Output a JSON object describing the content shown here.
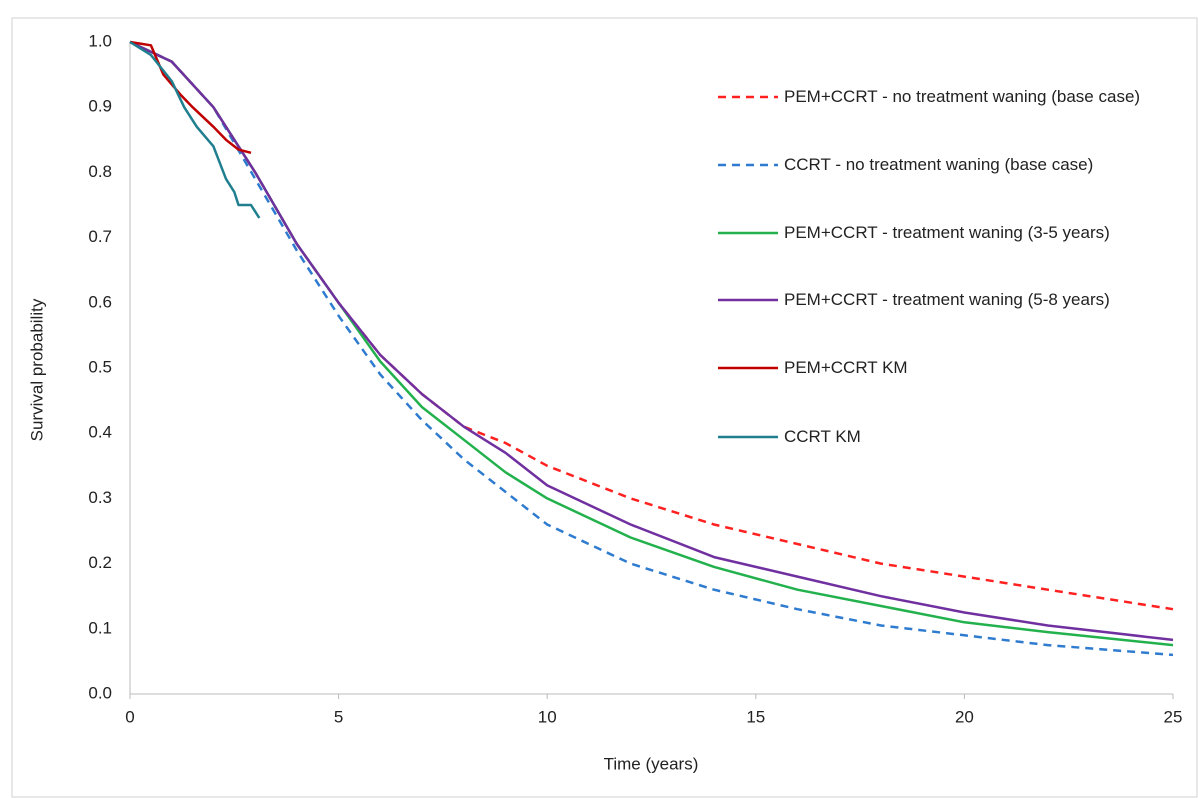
{
  "chart_data": {
    "type": "line",
    "x_label": "Time (years)",
    "y_label": "Survival probability",
    "xlim": [
      0,
      25
    ],
    "xticks": [
      0,
      5,
      10,
      15,
      20,
      25
    ],
    "ylim": [
      0,
      1
    ],
    "yticks": [
      {
        "value": 0,
        "label": "0.0"
      },
      0.1,
      0.2,
      0.3,
      0.4,
      0.5,
      0.6,
      0.7,
      0.8,
      0.9,
      {
        "value": 1,
        "label": "1.0"
      }
    ],
    "grid": false,
    "legend": "right",
    "series": [
      {
        "name": "PEM+CCRT - no treatment waning (base case)",
        "color": "#ff2020",
        "dash": true,
        "x": [
          0,
          1,
          2,
          3,
          4,
          5,
          6,
          7,
          8,
          9,
          10,
          12,
          14,
          16,
          18,
          20,
          22,
          25
        ],
        "values": [
          1.0,
          0.97,
          0.9,
          0.8,
          0.69,
          0.6,
          0.52,
          0.46,
          0.41,
          0.385,
          0.35,
          0.3,
          0.26,
          0.23,
          0.2,
          0.18,
          0.16,
          0.13
        ]
      },
      {
        "name": "CCRT - no treatment waning (base case)",
        "color": "#2e7bcf",
        "dash": true,
        "x": [
          0,
          1,
          2,
          3,
          4,
          5,
          6,
          7,
          8,
          9,
          10,
          12,
          14,
          16,
          18,
          20,
          22,
          25
        ],
        "values": [
          1.0,
          0.97,
          0.9,
          0.79,
          0.68,
          0.58,
          0.49,
          0.42,
          0.36,
          0.31,
          0.26,
          0.2,
          0.16,
          0.13,
          0.105,
          0.09,
          0.075,
          0.06
        ]
      },
      {
        "name": "PEM+CCRT - treatment waning (3-5 years)",
        "color": "#22b14c",
        "dash": false,
        "x": [
          0,
          1,
          2,
          3,
          4,
          5,
          6,
          7,
          8,
          9,
          10,
          12,
          14,
          16,
          18,
          20,
          22,
          25
        ],
        "values": [
          1.0,
          0.97,
          0.9,
          0.8,
          0.69,
          0.6,
          0.51,
          0.44,
          0.39,
          0.34,
          0.3,
          0.24,
          0.195,
          0.16,
          0.135,
          0.11,
          0.095,
          0.075
        ]
      },
      {
        "name": "PEM+CCRT - treatment waning (5-8 years)",
        "color": "#7030a0",
        "dash": false,
        "x": [
          0,
          1,
          2,
          3,
          4,
          5,
          6,
          7,
          8,
          9,
          10,
          12,
          14,
          16,
          18,
          20,
          22,
          25
        ],
        "values": [
          1.0,
          0.97,
          0.9,
          0.8,
          0.69,
          0.6,
          0.52,
          0.46,
          0.41,
          0.37,
          0.32,
          0.26,
          0.21,
          0.18,
          0.15,
          0.125,
          0.105,
          0.083
        ]
      },
      {
        "name": "PEM+CCRT KM",
        "color": "#c00000",
        "dash": false,
        "x": [
          0,
          0.5,
          0.8,
          1.2,
          1.5,
          2,
          2.3,
          2.6,
          2.9
        ],
        "values": [
          1.0,
          0.995,
          0.95,
          0.92,
          0.9,
          0.87,
          0.85,
          0.835,
          0.83
        ]
      },
      {
        "name": "CCRT KM",
        "color": "#1f7f8f",
        "dash": false,
        "x": [
          0,
          0.5,
          1,
          1.3,
          1.6,
          2,
          2.3,
          2.5,
          2.6,
          2.9,
          3.1
        ],
        "values": [
          1.0,
          0.98,
          0.94,
          0.9,
          0.87,
          0.84,
          0.79,
          0.77,
          0.75,
          0.75,
          0.73
        ]
      }
    ]
  }
}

What this task involves = Output the data above without changes, apart from leaving out the pictures.

Response below =
Output a JSON object describing the content shown here.
{
  "chart_data": {
    "type": "line",
    "x_label": "Time (years)",
    "y_label": "Survival probability",
    "xlim": [
      0,
      25
    ],
    "xticks": [
      0,
      5,
      10,
      15,
      20,
      25
    ],
    "ylim": [
      0,
      1
    ],
    "yticks": [
      {
        "value": 0,
        "label": "0.0"
      },
      0.1,
      0.2,
      0.3,
      0.4,
      0.5,
      0.6,
      0.7,
      0.8,
      0.9,
      {
        "value": 1,
        "label": "1.0"
      }
    ],
    "grid": false,
    "legend": "right",
    "series": [
      {
        "name": "PEM+CCRT - no treatment waning (base case)",
        "color": "#ff2020",
        "dash": true,
        "x": [
          0,
          1,
          2,
          3,
          4,
          5,
          6,
          7,
          8,
          9,
          10,
          12,
          14,
          16,
          18,
          20,
          22,
          25
        ],
        "values": [
          1.0,
          0.97,
          0.9,
          0.8,
          0.69,
          0.6,
          0.52,
          0.46,
          0.41,
          0.385,
          0.35,
          0.3,
          0.26,
          0.23,
          0.2,
          0.18,
          0.16,
          0.13
        ]
      },
      {
        "name": "CCRT - no treatment waning (base case)",
        "color": "#2e7bcf",
        "dash": true,
        "x": [
          0,
          1,
          2,
          3,
          4,
          5,
          6,
          7,
          8,
          9,
          10,
          12,
          14,
          16,
          18,
          20,
          22,
          25
        ],
        "values": [
          1.0,
          0.97,
          0.9,
          0.79,
          0.68,
          0.58,
          0.49,
          0.42,
          0.36,
          0.31,
          0.26,
          0.2,
          0.16,
          0.13,
          0.105,
          0.09,
          0.075,
          0.06
        ]
      },
      {
        "name": "PEM+CCRT - treatment waning (3-5 years)",
        "color": "#22b14c",
        "dash": false,
        "x": [
          0,
          1,
          2,
          3,
          4,
          5,
          6,
          7,
          8,
          9,
          10,
          12,
          14,
          16,
          18,
          20,
          22,
          25
        ],
        "values": [
          1.0,
          0.97,
          0.9,
          0.8,
          0.69,
          0.6,
          0.51,
          0.44,
          0.39,
          0.34,
          0.3,
          0.24,
          0.195,
          0.16,
          0.135,
          0.11,
          0.095,
          0.075
        ]
      },
      {
        "name": "PEM+CCRT - treatment waning (5-8 years)",
        "color": "#7030a0",
        "dash": false,
        "x": [
          0,
          1,
          2,
          3,
          4,
          5,
          6,
          7,
          8,
          9,
          10,
          12,
          14,
          16,
          18,
          20,
          22,
          25
        ],
        "values": [
          1.0,
          0.97,
          0.9,
          0.8,
          0.69,
          0.6,
          0.52,
          0.46,
          0.41,
          0.37,
          0.32,
          0.26,
          0.21,
          0.18,
          0.15,
          0.125,
          0.105,
          0.083
        ]
      },
      {
        "name": "PEM+CCRT KM",
        "color": "#c00000",
        "dash": false,
        "x": [
          0,
          0.5,
          0.8,
          1.2,
          1.5,
          2,
          2.3,
          2.6,
          2.9
        ],
        "values": [
          1.0,
          0.995,
          0.95,
          0.92,
          0.9,
          0.87,
          0.85,
          0.835,
          0.83
        ]
      },
      {
        "name": "CCRT KM",
        "color": "#1f7f8f",
        "dash": false,
        "x": [
          0,
          0.5,
          1,
          1.3,
          1.6,
          2,
          2.3,
          2.5,
          2.6,
          2.9,
          3.1
        ],
        "values": [
          1.0,
          0.98,
          0.94,
          0.9,
          0.87,
          0.84,
          0.79,
          0.77,
          0.75,
          0.75,
          0.73
        ]
      }
    ]
  }
}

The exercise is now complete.